## The task
Write out every entry exactly as given, but omit the pictures.

-*-

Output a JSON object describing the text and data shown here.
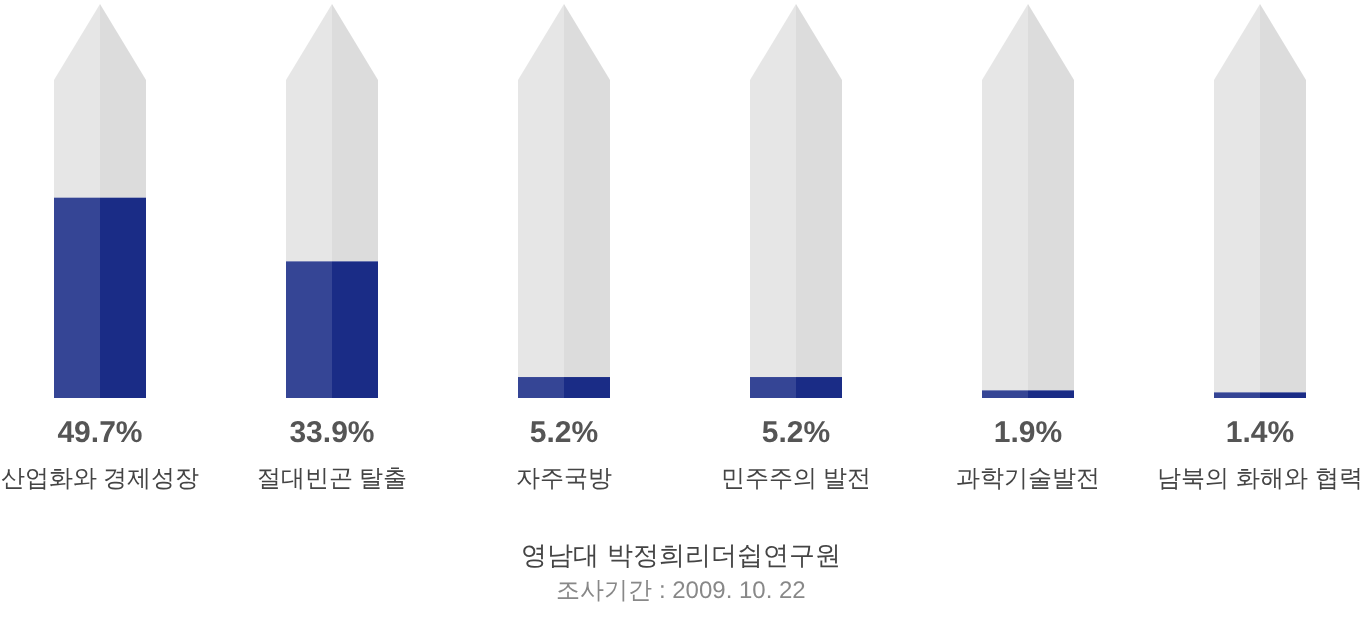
{
  "chart_data": {
    "type": "bar",
    "title": "영남대 박정희리더쉽연구원",
    "annotations": [
      "조사기간 : 2009. 10. 22"
    ],
    "categories": [
      "산업화와 경제성장",
      "절대빈곤 탈출",
      "자주국방",
      "민주주의 발전",
      "과학기술발전",
      "남북의 화해와 협력"
    ],
    "values": [
      49.7,
      33.9,
      5.2,
      5.2,
      1.9,
      1.4
    ],
    "value_labels": [
      "49.7%",
      "33.9%",
      "5.2%",
      "5.2%",
      "1.9%",
      "1.4%"
    ],
    "color": "#1a2c86"
  }
}
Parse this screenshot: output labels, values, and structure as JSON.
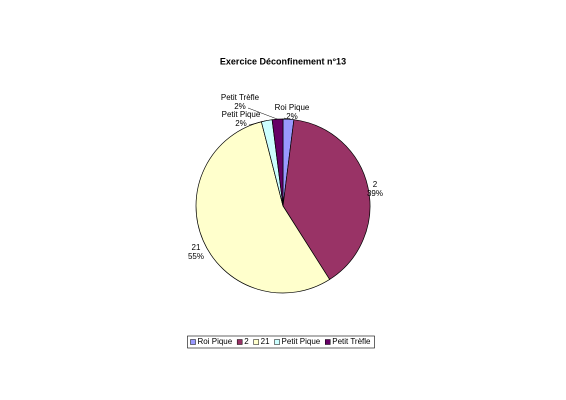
{
  "chart_data": {
    "type": "pie",
    "title": "Exercice Déconfinement n°13",
    "categories": [
      "Roi Pique",
      "2",
      "21",
      "Petit Pique",
      "Petit Trèfle"
    ],
    "values": [
      2,
      39,
      55,
      2,
      2
    ],
    "value_labels": [
      "2%",
      "39%",
      "55%",
      "2%",
      "2%"
    ],
    "colors": [
      "#9999ff",
      "#993366",
      "#ffffcc",
      "#ccffff",
      "#660066"
    ],
    "legend": "bottom"
  }
}
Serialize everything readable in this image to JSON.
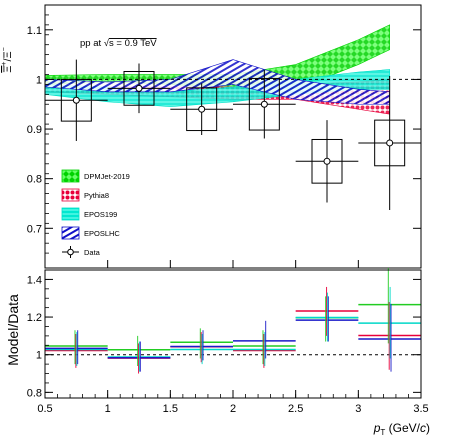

-*-

## Task output
Output a JSON object describing the text and data shown here.
{
  "chart_data": {
    "type": "bar",
    "title": "영남대 박정희리더쉽연구원",
    "annotations": [
      "조사기간 : 2009. 10. 22"
    ],
    "categories": [
      "산업화와 경제성장",
      "절대빈곤 탈출",
      "자주국방",
      "민주주의 발전",
      "과학기술발전",
      "남북의 화해와 협력"
    ],
    "values": [
      49.7,
      33.9,
      5.2,
      5.2,
      1.9,
      1.4
    ],
    "value_labels": [
      "49.7%",
      "33.9%",
      "5.2%",
      "5.2%",
      "1.9%",
      "1.4%"
    ],
    "color": "#1a2c86"
  }
}
Parse this screenshot: output labels, values, and structure as JSON.
{
  "chart_data": {
    "type": "pie",
    "title": "Exercice Déconfinement n°13",
    "categories": [
      "Roi Pique",
      "2",
      "21",
      "Petit Pique",
      "Petit Trèfle"
    ],
    "values": [
      2,
      39,
      55,
      2,
      2
    ],
    "value_labels": [
      "2%",
      "39%",
      "55%",
      "2%",
      "2%"
    ],
    "colors": [
      "#9999ff",
      "#993366",
      "#ffffcc",
      "#ccffff",
      "#660066"
    ],
    "legend": "bottom"
  }
}
Serialize everything readable in this image to JSON.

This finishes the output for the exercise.